▶ **DIRECTIVE**: Scan the material that follows. Copy every line containing the word "data".

[Stored entries]
>>>>

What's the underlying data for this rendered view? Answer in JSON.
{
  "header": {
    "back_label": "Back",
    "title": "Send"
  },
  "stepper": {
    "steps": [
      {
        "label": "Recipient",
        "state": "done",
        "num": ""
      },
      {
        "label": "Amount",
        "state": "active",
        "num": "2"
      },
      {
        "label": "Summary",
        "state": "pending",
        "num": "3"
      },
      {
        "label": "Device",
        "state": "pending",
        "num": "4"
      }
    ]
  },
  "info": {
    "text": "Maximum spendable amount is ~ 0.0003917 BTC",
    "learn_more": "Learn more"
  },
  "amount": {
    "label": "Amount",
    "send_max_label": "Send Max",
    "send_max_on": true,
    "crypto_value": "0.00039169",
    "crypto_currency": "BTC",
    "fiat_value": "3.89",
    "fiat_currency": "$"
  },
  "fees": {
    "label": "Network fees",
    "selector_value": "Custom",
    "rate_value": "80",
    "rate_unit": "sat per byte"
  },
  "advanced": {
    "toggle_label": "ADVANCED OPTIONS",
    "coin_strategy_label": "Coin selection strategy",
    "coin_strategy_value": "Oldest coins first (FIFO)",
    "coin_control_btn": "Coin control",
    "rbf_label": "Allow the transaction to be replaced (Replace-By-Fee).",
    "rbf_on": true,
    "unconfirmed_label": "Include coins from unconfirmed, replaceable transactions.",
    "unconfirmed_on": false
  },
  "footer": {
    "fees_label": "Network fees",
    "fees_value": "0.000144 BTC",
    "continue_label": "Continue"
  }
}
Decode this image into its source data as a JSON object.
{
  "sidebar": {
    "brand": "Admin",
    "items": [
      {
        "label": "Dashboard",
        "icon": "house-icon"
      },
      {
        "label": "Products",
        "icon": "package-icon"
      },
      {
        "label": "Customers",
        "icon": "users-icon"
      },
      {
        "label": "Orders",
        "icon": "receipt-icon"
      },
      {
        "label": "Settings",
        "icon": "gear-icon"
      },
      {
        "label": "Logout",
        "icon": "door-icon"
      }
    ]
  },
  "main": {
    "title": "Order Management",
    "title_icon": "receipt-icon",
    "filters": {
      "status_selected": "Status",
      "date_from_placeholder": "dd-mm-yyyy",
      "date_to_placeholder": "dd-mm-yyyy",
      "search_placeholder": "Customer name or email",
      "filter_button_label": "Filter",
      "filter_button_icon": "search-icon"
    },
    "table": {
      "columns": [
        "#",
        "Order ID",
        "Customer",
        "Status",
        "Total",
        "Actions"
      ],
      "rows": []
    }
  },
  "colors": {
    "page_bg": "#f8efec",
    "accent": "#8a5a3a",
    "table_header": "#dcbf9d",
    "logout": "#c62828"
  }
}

<<<<

▶ **CORRECT ANSWER**:
What's the underlying data for this rendered view? Answer in JSON.
Decode this image into its source data as a JSON object.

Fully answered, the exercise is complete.